__EXERCISE__
Identify, in the records below, every line where the string "program" appears, and copy each such line.

__DATA TO USE__

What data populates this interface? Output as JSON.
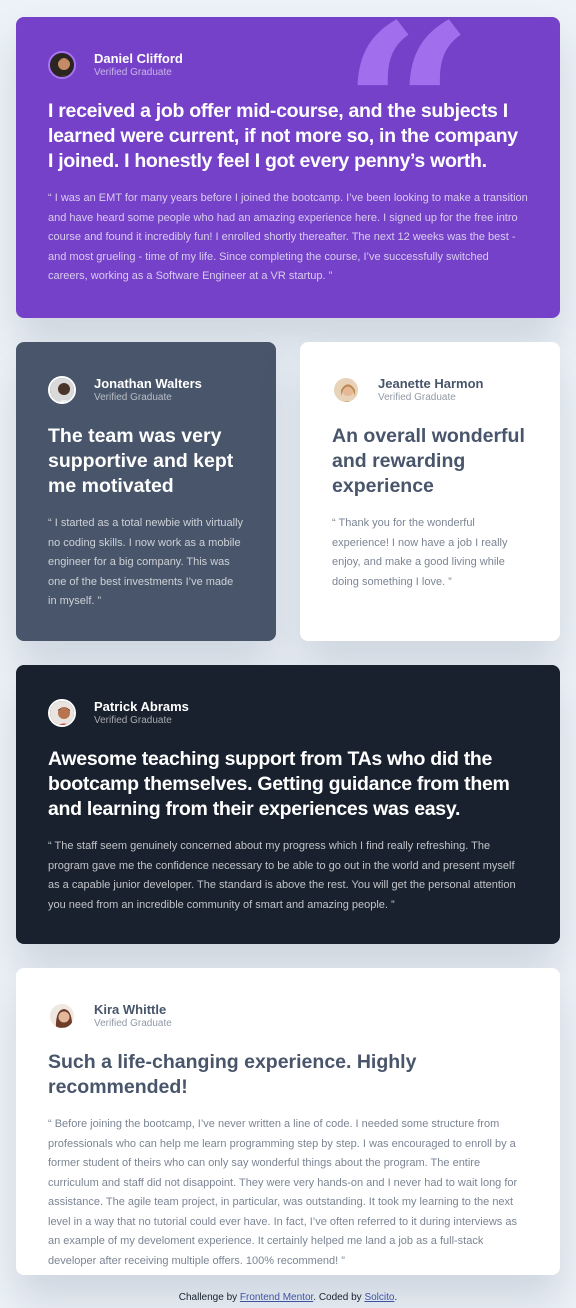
{
  "colors": {
    "page_bg": "#ecf2f8",
    "moderate_violet": "#7541c8",
    "blackish_blue": "#48556a",
    "very_dark_blackish_blue": "#19212e",
    "white": "#ffffff",
    "light_violet": "#a775f1"
  },
  "testimonials": [
    {
      "name": "Daniel Clifford",
      "status": "Verified Graduate",
      "headline": "I received a job offer mid-course, and the subjects I learned were current, if not more so, in the company I joined. I honestly feel I got every penny’s worth.",
      "body": "“ I was an EMT for many years before I joined the bootcamp. I’ve been looking to make a transition and have heard some people who had an amazing experience here. I signed up for the free intro course and found it incredibly fun! I enrolled shortly thereafter. The next 12 weeks was the best - and most grueling - time of my life. Since completing the course, I’ve successfully switched careers, working as a Software Engineer at a VR startup. ”",
      "avatar_icon": "avatar-daniel-icon"
    },
    {
      "name": "Jonathan Walters",
      "status": "Verified Graduate",
      "headline": "The team was very supportive and kept me motivated",
      "body": "“ I started as a total newbie with virtually no coding skills. I now work as a mobile engineer for a big company. This was one of the best investments I’ve made in myself. ”",
      "avatar_icon": "avatar-jonathan-icon"
    },
    {
      "name": "Jeanette Harmon",
      "status": "Verified Graduate",
      "headline": "An overall wonderful and rewarding experience",
      "body": "“ Thank you for the wonderful experience! I now have a job I really enjoy, and make a good living while doing something I love. ”",
      "avatar_icon": "avatar-jeanette-icon"
    },
    {
      "name": "Patrick Abrams",
      "status": "Verified Graduate",
      "headline": "Awesome teaching support from TAs who did the bootcamp themselves. Getting guidance from them and learning from their experiences was easy.",
      "body": "“ The staff seem genuinely concerned about my progress which I find really refreshing. The program gave me the confidence necessary to be able to go out in the world and present myself as a capable junior developer. The standard is above the rest. You will get the personal attention you need from an incredible community of smart and amazing people. ”",
      "avatar_icon": "avatar-patrick-icon"
    },
    {
      "name": "Kira Whittle",
      "status": "Verified Graduate",
      "headline": "Such a life-changing experience. Highly recommended!",
      "body": "“ Before joining the bootcamp, I’ve never written a line of code. I needed some structure from professionals who can help me learn programming step by step. I was encouraged to enroll by a former student of theirs who can only say wonderful things about the program. The entire curriculum and staff did not disappoint. They were very hands-on and I never had to wait long for assistance. The agile team project, in particular, was outstanding. It took my learning to the next level in a way that no tutorial could ever have. In fact, I’ve often referred to it during interviews as an example of my develoment experience. It certainly helped me land a job as a full-stack developer after receiving multiple offers. 100% recommend! ”",
      "avatar_icon": "avatar-kira-icon"
    }
  ],
  "footer": {
    "prefix": "Challenge by ",
    "link1": "Frontend Mentor",
    "middle": ". Coded by ",
    "link2": "Solcito",
    "suffix": "."
  }
}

__COMPLETE RESPONSE__
      "body": "“ The staff seem genuinely concerned about my progress which I find really refreshing. The program gave me the confidence necessary to be able to go out in the world and present myself as a capable junior developer. The standard is above the rest. You will get the personal attention you need from an incredible community of smart and amazing people. ”",
      "body": "“ Before joining the bootcamp, I’ve never written a line of code. I needed some structure from professionals who can help me learn programming step by step. I was encouraged to enroll by a former student of theirs who can only say wonderful things about the program. The entire curriculum and staff did not disappoint. They were very hands-on and I never had to wait long for assistance. The agile team project, in particular, was outstanding. It took my learning to the next level in a way that no tutorial could ever have. In fact, I’ve often referred to it during interviews as an example of my develoment experience. It certainly helped me land a job as a full-stack developer after receiving multiple offers. 100% recommend! ”",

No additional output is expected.